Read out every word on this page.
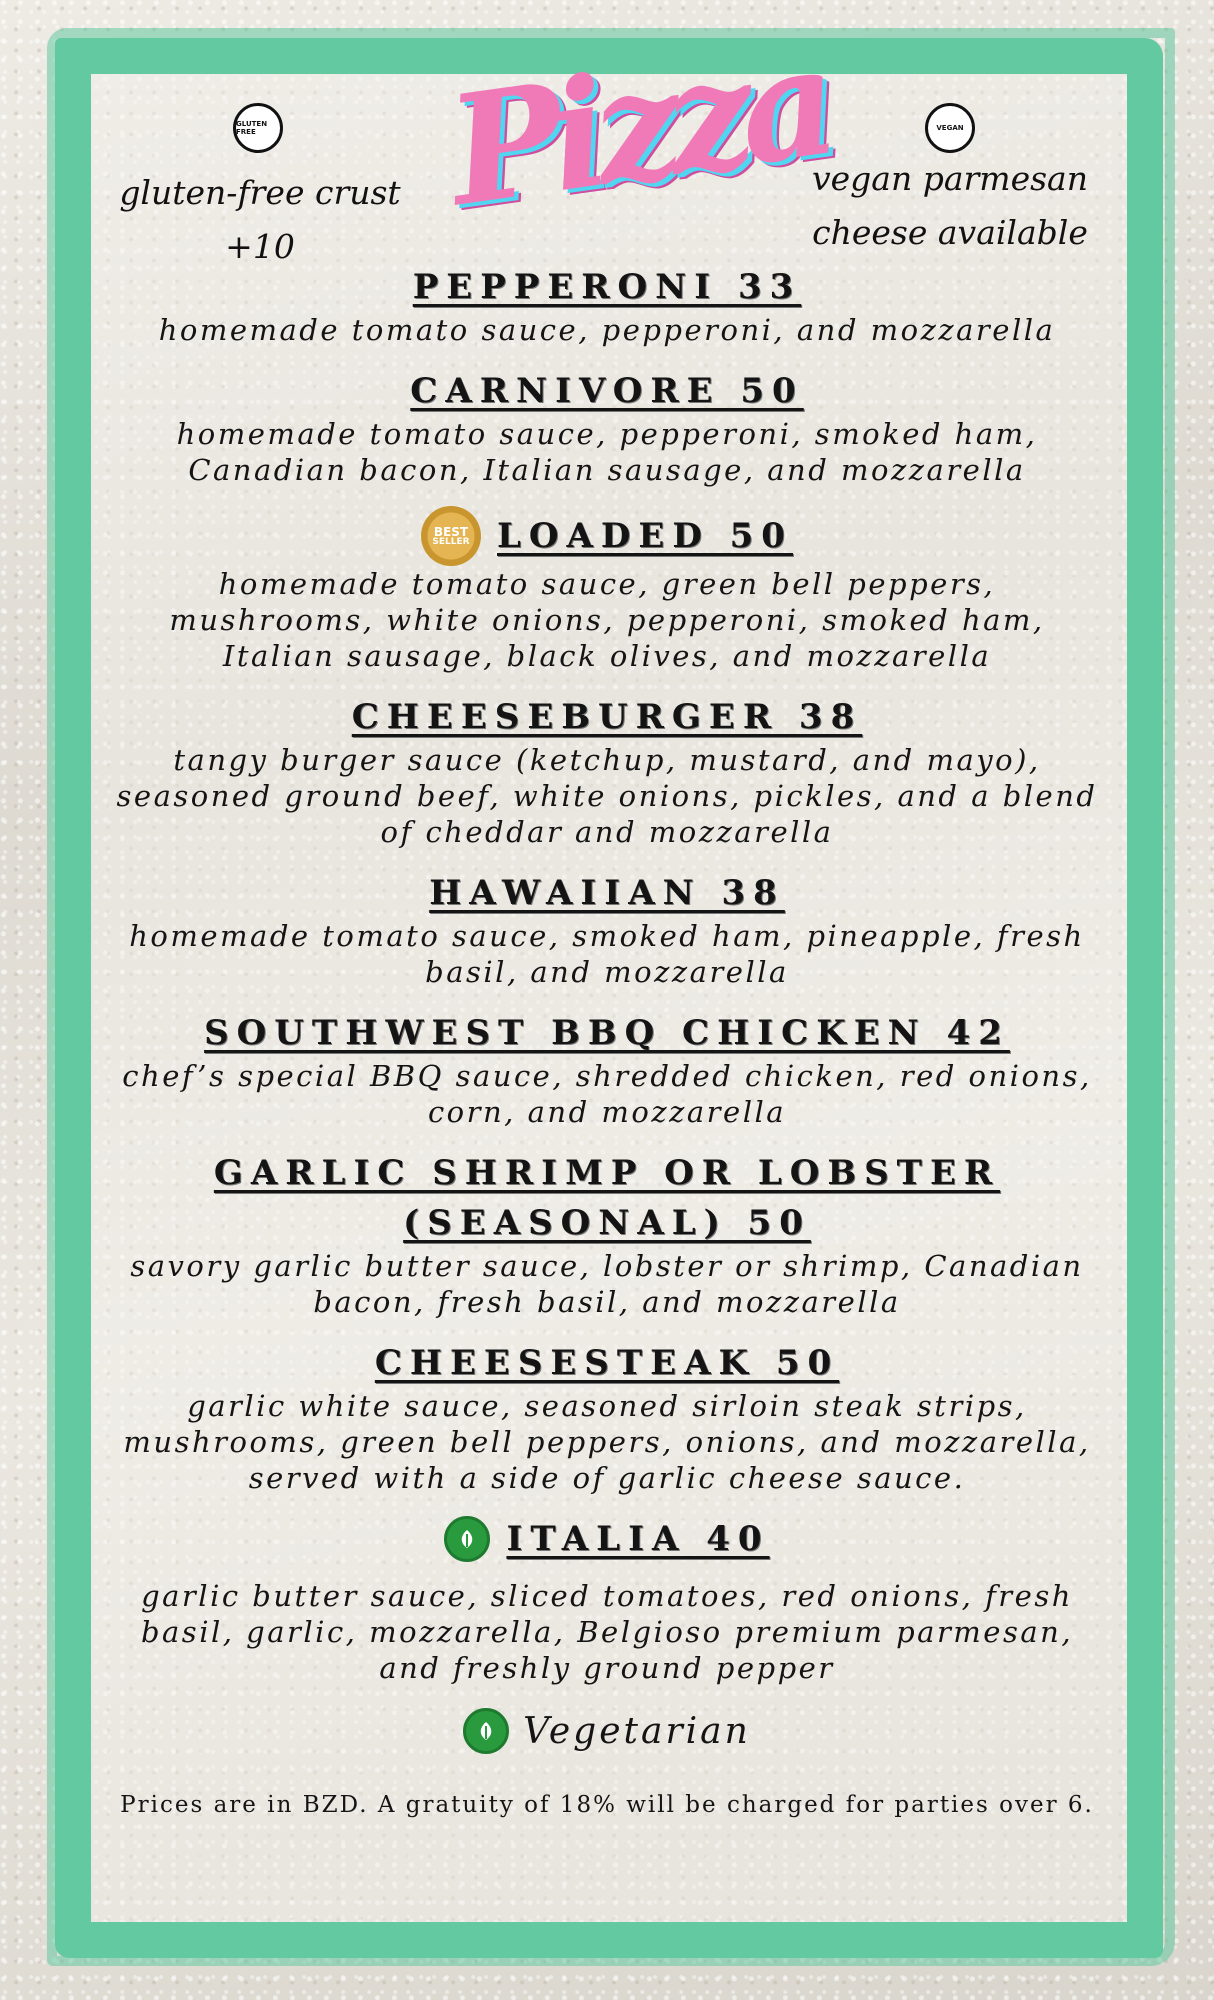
GLUTEN FREE
gluten-free crust +10
Pizza	VEGAN
vegan parmesan
cheese available
PEPPERONI 33

homemade tomato sauce, pepperoni, and mozzarella

CARNIVORE 50

homemade tomato sauce, pepperoni, smoked ham, Canadian bacon, Italian sausage, and mozzarella

BEST
SELLER LOADED 50

homemade tomato sauce, green bell peppers, mushrooms, white onions, pepperoni, smoked ham, Italian sausage, black olives, and mozzarella

CHEESEBURGER 38

tangy burger sauce (ketchup, mustard, and mayo), seasoned ground beef, white onions, pickles, and a blend of cheddar and mozzarella

HAWAIIAN 38

homemade tomato sauce, smoked ham, pineapple, fresh basil, and mozzarella

SOUTHWEST BBQ CHICKEN 42

chef’s special BBQ sauce, shredded chicken, red onions, corn, and mozzarella

GARLIC SHRIMP OR LOBSTER (SEASONAL) 50

savory garlic butter sauce, lobster or shrimp, Canadian bacon, fresh basil, and mozzarella

CHEESESTEAK 50

garlic white sauce, seasoned sirloin steak strips, mushrooms, green bell peppers, onions, and mozzarella, served with a side of garlic cheese sauce.

ITALIA 40

garlic butter sauce, sliced tomatoes, red onions, fresh basil, garlic, mozzarella, Belgioso premium parmesan, and freshly ground pepper

Vegetarian
Prices are in BZD. A gratuity of 18% will be charged for parties over 6.
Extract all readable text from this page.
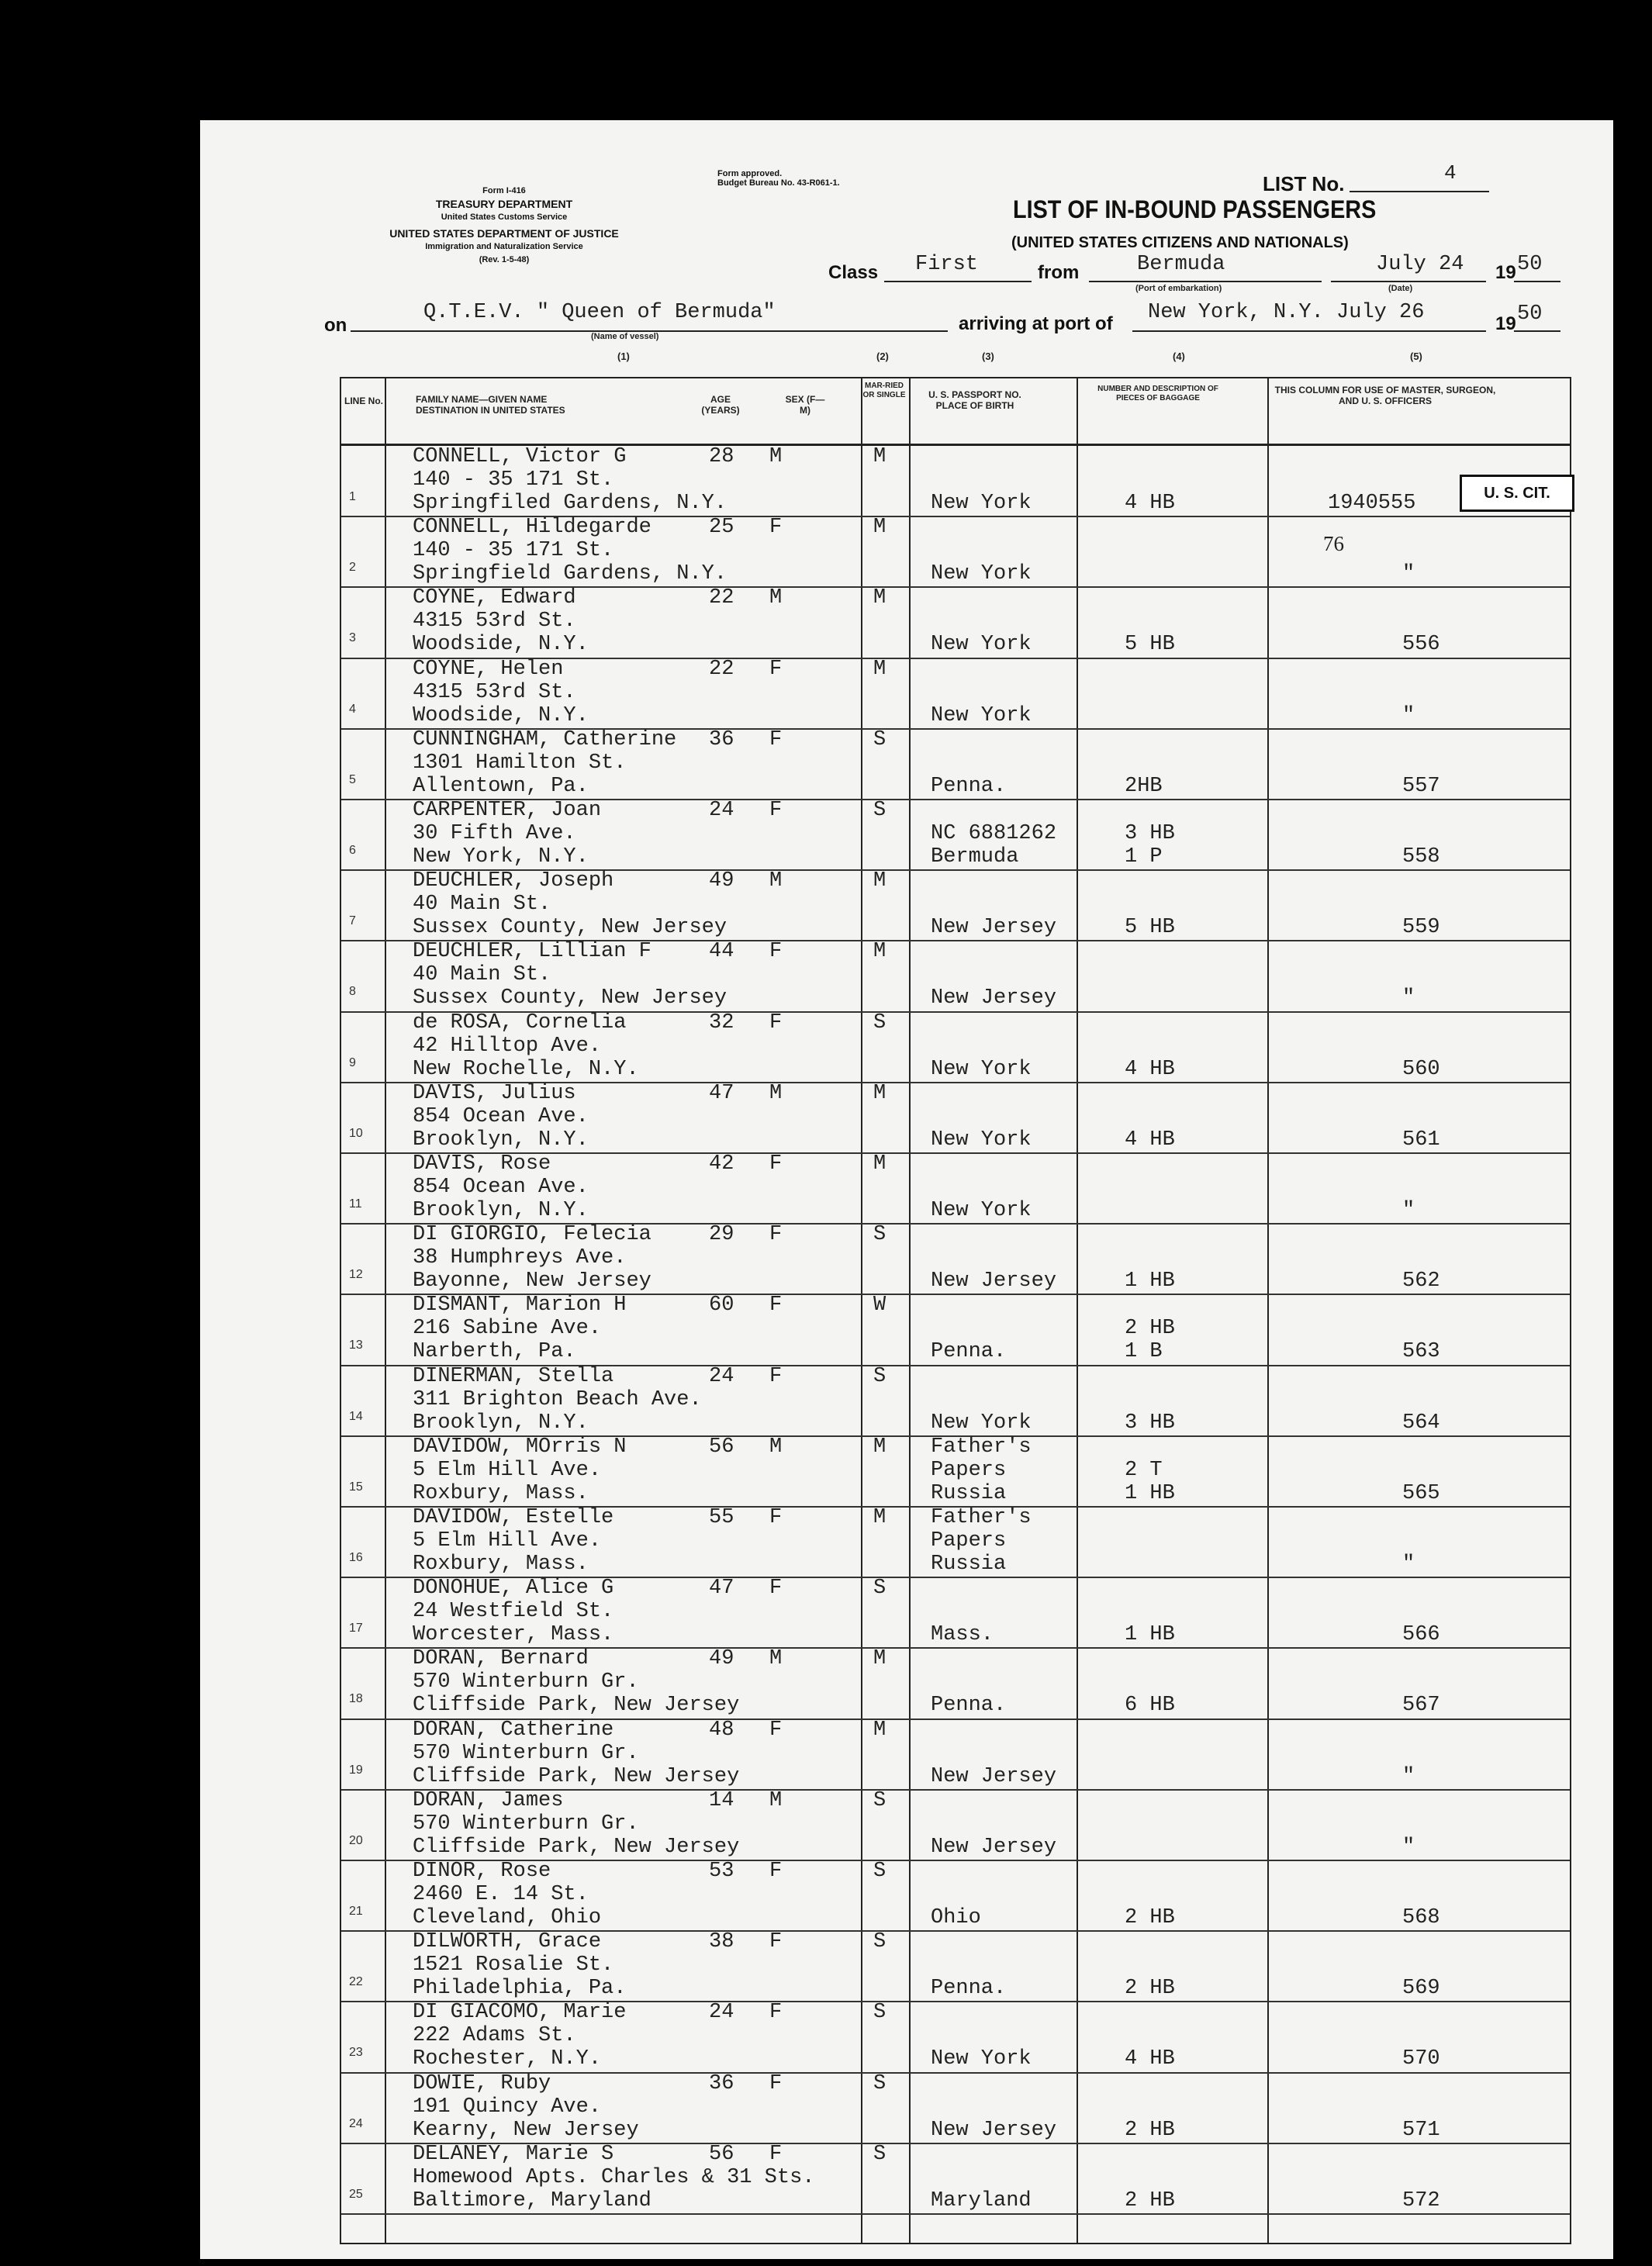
Form I-416
TREASURY DEPARTMENT
United States Customs Service
UNITED STATES DEPARTMENT OF JUSTICE
Immigration and Naturalization Service
(Rev. 1-5-48)
Form approved.
Budget Bureau No. 43-R061-1.	LIST No.	4
LIST OF IN-BOUND PASSENGERS
(UNITED STATES CITIZENS AND NATIONALS)
Class First	from	Bermuda
(Port of embarkation)
July 24
(Date)
19 50
on
Q.T.E.V. " Queen of Bermuda"
(Name of vessel)
arriving at port of New York, N.Y. July 26	19 50
(1)	(2)	(3)	(4)	(5)
LINE No.	FAMILY NAME—GIVEN NAME DESTINATION IN UNITED STATES
AGE (YEARS)
SEX (F—M)
MAR-RIED OR SINGLE	U. S. PASSPORT NO. PLACE OF BIRTH
NUMBER AND DESCRIPTION OF PIECES OF BAGGAGE
THIS COLUMN FOR USE OF MASTER, SURGEON, AND U. S. OFFICERS
1
CONNELL, Victor G
140 - 35 171 St.
Springfiled Gardens, N.Y.
28 M	M
New York	4 HB	1940555
2
CONNELL, Hildegarde
140 - 35 171 St.
Springfield Gardens, N.Y.
25 F	M
New York	"
3
COYNE, Edward
4315 53rd St.
Woodside, N.Y.
22 M	M
New York	5 HB	556
4
COYNE, Helen
4315 53rd St.
Woodside, N.Y.
22 F	M
New York	"
5
CUNNINGHAM, Catherine
1301 Hamilton St.
Allentown, Pa.
36 F	S
Penna.	2HB	557
6
CARPENTER, Joan
30 Fifth Ave.
New York, N.Y.
24 F	S
NC 6881262
Bermuda
3 HB
1 P	558
7
DEUCHLER, Joseph
40 Main St.
Sussex County, New Jersey
49 M	M
New Jersey	5 HB	559
8
DEUCHLER, Lillian F
40 Main St.
Sussex County, New Jersey
44 F	M
New Jersey	"
9
de ROSA, Cornelia
42 Hilltop Ave.
New Rochelle, N.Y.
32 F	S
New York	4 HB	560
10
DAVIS, Julius
854 Ocean Ave.
Brooklyn, N.Y.
47 M	M
New York	4 HB	561
11
DAVIS, Rose
854 Ocean Ave.
Brooklyn, N.Y.
42 F	M
New York	"
12
DI GIORGIO, Felecia
38 Humphreys Ave.
Bayonne, New Jersey
29 F	S
New Jersey	1 HB	562
13
DISMANT, Marion H
216 Sabine Ave.
Narberth, Pa.
60 F	W
Penna.
2 HB
1 B	563
14
DINERMAN, Stella
311 Brighton Beach Ave.
Brooklyn, N.Y.
24 F	S
New York	3 HB	564
15
DAVIDOW, MOrris N
5 Elm Hill Ave.
Roxbury, Mass.
56 M	M Father's
Papers
Russia
2 T
1 HB	565
16
DAVIDOW, Estelle
5 Elm Hill Ave.
Roxbury, Mass.
55 F	M Father's
Papers
Russia	"
17
DONOHUE, Alice G
24 Westfield St.
Worcester, Mass.
47 F	S
Mass.	1 HB	566
18
DORAN, Bernard
570 Winterburn Gr.
Cliffside Park, New Jersey
49 M	M
Penna.	6 HB	567
19
DORAN, Catherine
570 Winterburn Gr.
Cliffside Park, New Jersey
48 F	M
New Jersey	"
20
DORAN, James
570 Winterburn Gr.
Cliffside Park, New Jersey
14 M	S
New Jersey	"
21
DINOR, Rose
2460 E. 14 St.
Cleveland, Ohio
53 F	S
Ohio	2 HB	568
22
DILWORTH, Grace
1521 Rosalie St.
Philadelphia, Pa.
38 F	S
Penna.	2 HB	569
23
DI GIACOMO, Marie
222 Adams St.
Rochester, N.Y.
24 F	S
New York	4 HB	570
24
DOWIE, Ruby
191 Quincy Ave.
Kearny, New Jersey
36 F	S
New Jersey	2 HB	571
25
DELANEY, Marie S
Homewood Apts. Charles & 31 Sts.
Baltimore, Maryland
56 F	S
Maryland	2 HB	572
U. S. CIT.
76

☆ ☆ ☆ ☆ ☆ ☆ ☆

## Work to be completed
State the count of lines with the word "Catherine" in them, and write nothing else.

## Reply
2